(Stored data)
◇ ◇ ◇ ◇
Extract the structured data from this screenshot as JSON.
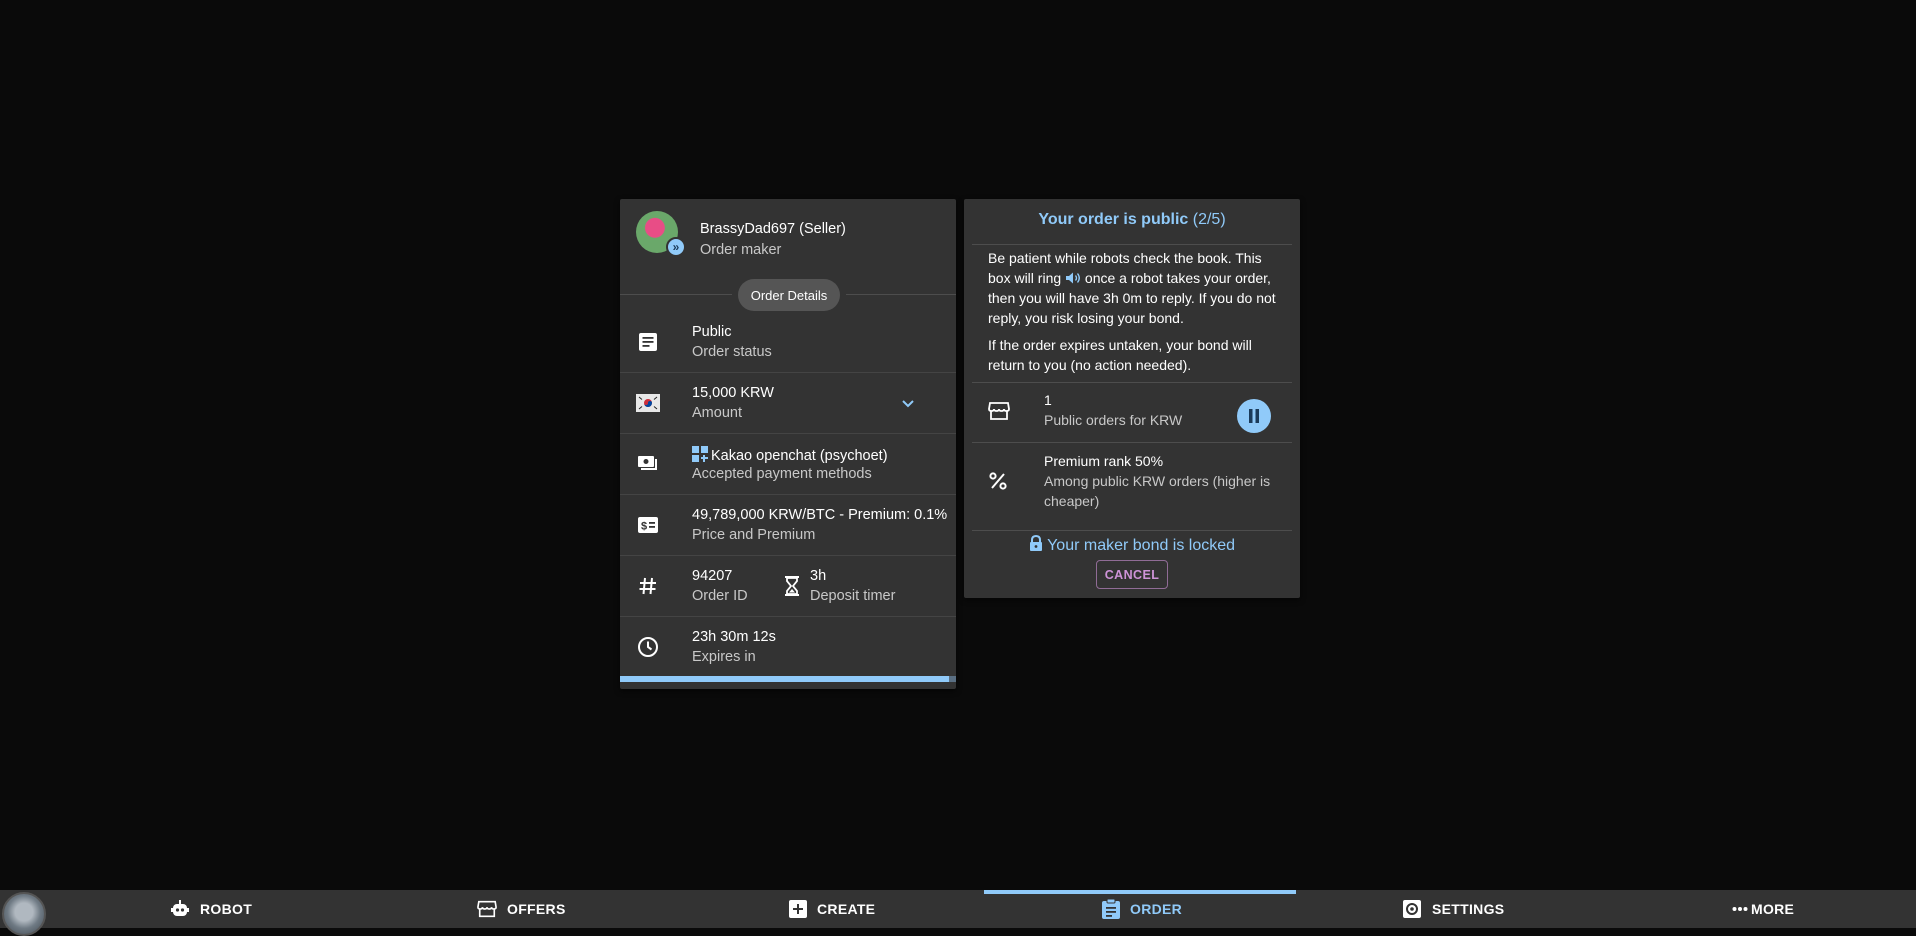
{
  "order_card": {
    "maker_name": "BrassyDad697 (Seller)",
    "maker_role": "Order maker",
    "details_chip": "Order Details",
    "status_value": "Public",
    "status_label": "Order status",
    "amount_value": "15,000 KRW",
    "amount_label": "Amount",
    "payment_value": "Kakao openchat (psychoet)",
    "payment_label": "Accepted payment methods",
    "price_value": "49,789,000 KRW/BTC - Premium: 0.1%",
    "price_label": "Price and Premium",
    "order_id_value": "94207",
    "order_id_label": "Order ID",
    "deposit_value": "3h",
    "deposit_label": "Deposit timer",
    "expires_value": "23h 30m 12s",
    "expires_label": "Expires in",
    "expiry_progress_percent": 98
  },
  "status_card": {
    "title": "Your order is public",
    "step": "(2/5)",
    "text_part1": "Be patient while robots check the book. This box will ring",
    "text_part2": "once a robot takes your order, then you will have 3h 0m to reply. If you do not reply, you risk losing your bond.",
    "text_expire": "If the order expires untaken, your bond will return to you (no action needed).",
    "public_orders_value": "1",
    "public_orders_label": "Public orders for KRW",
    "premium_rank_value": "Premium rank 50%",
    "premium_rank_label": "Among public KRW orders (higher is cheaper)",
    "bond_text": "Your maker bond is locked",
    "cancel_label": "CANCEL"
  },
  "nav": {
    "robot": "ROBOT",
    "offers": "OFFERS",
    "create": "CREATE",
    "order": "ORDER",
    "settings": "SETTINGS",
    "more": "MORE",
    "active": "order"
  },
  "colors": {
    "accent": "#90caf9",
    "cancel": "#ce93d8",
    "card_bg": "#333333",
    "page_bg": "#0a0a0a"
  }
}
◇ ◇ ◇ ◇
*What this task involves*. Take the data above and repeat it exactly, leaving each picture out.

*Answer to this task*.
Extract the structured data from this screenshot as JSON.
{
  "order_card": {
    "maker_name": "BrassyDad697 (Seller)",
    "maker_role": "Order maker",
    "details_chip": "Order Details",
    "status_value": "Public",
    "status_label": "Order status",
    "amount_value": "15,000 KRW",
    "amount_label": "Amount",
    "payment_value": "Kakao openchat (psychoet)",
    "payment_label": "Accepted payment methods",
    "price_value": "49,789,000 KRW/BTC - Premium: 0.1%",
    "price_label": "Price and Premium",
    "order_id_value": "94207",
    "order_id_label": "Order ID",
    "deposit_value": "3h",
    "deposit_label": "Deposit timer",
    "expires_value": "23h 30m 12s",
    "expires_label": "Expires in",
    "expiry_progress_percent": 98
  },
  "status_card": {
    "title": "Your order is public",
    "step": "(2/5)",
    "text_part1": "Be patient while robots check the book. This box will ring",
    "text_part2": "once a robot takes your order, then you will have 3h 0m to reply. If you do not reply, you risk losing your bond.",
    "text_expire": "If the order expires untaken, your bond will return to you (no action needed).",
    "public_orders_value": "1",
    "public_orders_label": "Public orders for KRW",
    "premium_rank_value": "Premium rank 50%",
    "premium_rank_label": "Among public KRW orders (higher is cheaper)",
    "bond_text": "Your maker bond is locked",
    "cancel_label": "CANCEL"
  },
  "nav": {
    "robot": "ROBOT",
    "offers": "OFFERS",
    "create": "CREATE",
    "order": "ORDER",
    "settings": "SETTINGS",
    "more": "MORE",
    "active": "order"
  },
  "colors": {
    "accent": "#90caf9",
    "cancel": "#ce93d8",
    "card_bg": "#333333",
    "page_bg": "#0a0a0a"
  }
}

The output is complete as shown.